▶ [WHAT YOU ARE ASKED TO DO]: Write out the listing in full, matching it word for word.

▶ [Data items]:
-----

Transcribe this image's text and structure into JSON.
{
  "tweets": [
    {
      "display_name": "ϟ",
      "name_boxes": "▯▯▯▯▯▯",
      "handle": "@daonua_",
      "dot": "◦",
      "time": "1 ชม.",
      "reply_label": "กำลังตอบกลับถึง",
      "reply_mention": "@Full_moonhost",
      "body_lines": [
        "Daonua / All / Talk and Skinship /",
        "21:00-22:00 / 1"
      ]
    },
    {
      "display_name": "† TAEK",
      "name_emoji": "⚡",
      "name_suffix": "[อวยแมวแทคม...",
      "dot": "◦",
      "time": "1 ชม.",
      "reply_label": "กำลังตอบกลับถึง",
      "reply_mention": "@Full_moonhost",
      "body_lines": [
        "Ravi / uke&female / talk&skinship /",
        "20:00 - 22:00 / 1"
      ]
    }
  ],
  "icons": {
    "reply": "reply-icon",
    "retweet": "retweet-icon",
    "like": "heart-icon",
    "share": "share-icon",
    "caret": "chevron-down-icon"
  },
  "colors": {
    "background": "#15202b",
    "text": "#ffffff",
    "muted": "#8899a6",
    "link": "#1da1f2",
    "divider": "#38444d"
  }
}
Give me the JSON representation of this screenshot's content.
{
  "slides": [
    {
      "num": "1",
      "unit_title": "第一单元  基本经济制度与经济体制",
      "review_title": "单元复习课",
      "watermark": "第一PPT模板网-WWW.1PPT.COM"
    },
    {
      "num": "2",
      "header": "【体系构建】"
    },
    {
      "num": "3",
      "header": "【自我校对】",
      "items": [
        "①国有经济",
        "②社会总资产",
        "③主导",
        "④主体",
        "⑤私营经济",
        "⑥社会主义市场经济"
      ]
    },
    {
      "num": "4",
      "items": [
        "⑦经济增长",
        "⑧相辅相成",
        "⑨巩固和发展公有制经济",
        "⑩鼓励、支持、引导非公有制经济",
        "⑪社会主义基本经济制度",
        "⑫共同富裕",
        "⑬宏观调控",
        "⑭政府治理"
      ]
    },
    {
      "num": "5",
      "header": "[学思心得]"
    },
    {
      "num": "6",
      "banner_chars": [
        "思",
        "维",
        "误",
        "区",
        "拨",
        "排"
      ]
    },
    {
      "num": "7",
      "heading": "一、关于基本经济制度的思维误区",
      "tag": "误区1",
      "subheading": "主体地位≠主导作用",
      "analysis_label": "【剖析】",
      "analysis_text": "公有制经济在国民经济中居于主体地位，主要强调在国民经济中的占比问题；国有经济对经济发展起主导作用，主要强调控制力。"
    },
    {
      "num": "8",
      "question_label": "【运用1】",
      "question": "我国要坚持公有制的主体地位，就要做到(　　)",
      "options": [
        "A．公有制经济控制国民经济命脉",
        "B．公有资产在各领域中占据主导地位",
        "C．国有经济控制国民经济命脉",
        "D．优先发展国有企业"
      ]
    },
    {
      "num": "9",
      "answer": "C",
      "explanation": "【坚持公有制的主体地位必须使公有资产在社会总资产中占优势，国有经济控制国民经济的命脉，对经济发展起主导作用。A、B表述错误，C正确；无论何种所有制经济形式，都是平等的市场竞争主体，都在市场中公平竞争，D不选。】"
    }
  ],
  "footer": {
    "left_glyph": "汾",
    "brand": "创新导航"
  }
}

-----

▶ [ANSWER TO THIS EXERCISE]:
Transcribe this image's text and structure into JSON.
{
  "tweets": [
    {
      "display_name": "ϟ",
      "name_boxes": "▯▯▯▯▯▯",
      "handle": "@daonua_",
      "dot": "◦",
      "time": "1 ชม.",
      "reply_label": "กำลังตอบกลับถึง",
      "reply_mention": "@Full_moonhost",
      "body_lines": [
        "Daonua / All / Talk and Skinship /",
        "21:00-22:00 / 1"
      ]
    },
    {
      "display_name": "† TAEK",
      "name_emoji": "⚡",
      "name_suffix": "[อวยแมวแทคม...",
      "dot": "◦",
      "time": "1 ชม.",
      "reply_label": "กำลังตอบกลับถึง",
      "reply_mention": "@Full_moonhost",
      "body_lines": [
        "Ravi / uke&female / talk&skinship /",
        "20:00 - 22:00 / 1"
      ]
    }
  ],
  "icons": {
    "reply": "reply-icon",
    "retweet": "retweet-icon",
    "like": "heart-icon",
    "share": "share-icon",
    "caret": "chevron-down-icon"
  },
  "colors": {
    "background": "#15202b",
    "text": "#ffffff",
    "muted": "#8899a6",
    "link": "#1da1f2",
    "divider": "#38444d"
  }
}
Give me the JSON representation of this screenshot's content.
{
  "slides": [
    {
      "num": "1",
      "unit_title": "第一单元  基本经济制度与经济体制",
      "review_title": "单元复习课",
      "watermark": "第一PPT模板网-WWW.1PPT.COM"
    },
    {
      "num": "2",
      "header": "【体系构建】"
    },
    {
      "num": "3",
      "header": "【自我校对】",
      "items": [
        "①国有经济",
        "②社会总资产",
        "③主导",
        "④主体",
        "⑤私营经济",
        "⑥社会主义市场经济"
      ]
    },
    {
      "num": "4",
      "items": [
        "⑦经济增长",
        "⑧相辅相成",
        "⑨巩固和发展公有制经济",
        "⑩鼓励、支持、引导非公有制经济",
        "⑪社会主义基本经济制度",
        "⑫共同富裕",
        "⑬宏观调控",
        "⑭政府治理"
      ]
    },
    {
      "num": "5",
      "header": "[学思心得]"
    },
    {
      "num": "6",
      "banner_chars": [
        "思",
        "维",
        "误",
        "区",
        "拨",
        "排"
      ]
    },
    {
      "num": "7",
      "heading": "一、关于基本经济制度的思维误区",
      "tag": "误区1",
      "subheading": "主体地位≠主导作用",
      "analysis_label": "【剖析】",
      "analysis_text": "公有制经济在国民经济中居于主体地位，主要强调在国民经济中的占比问题；国有经济对经济发展起主导作用，主要强调控制力。"
    },
    {
      "num": "8",
      "question_label": "【运用1】",
      "question": "我国要坚持公有制的主体地位，就要做到(　　)",
      "options": [
        "A．公有制经济控制国民经济命脉",
        "B．公有资产在各领域中占据主导地位",
        "C．国有经济控制国民经济命脉",
        "D．优先发展国有企业"
      ]
    },
    {
      "num": "9",
      "answer": "C",
      "explanation": "【坚持公有制的主体地位必须使公有资产在社会总资产中占优势，国有经济控制国民经济的命脉，对经济发展起主导作用。A、B表述错误，C正确；无论何种所有制经济形式，都是平等的市场竞争主体，都在市场中公平竞争，D不选。】"
    }
  ],
  "footer": {
    "left_glyph": "汾",
    "brand": "创新导航"
  }
}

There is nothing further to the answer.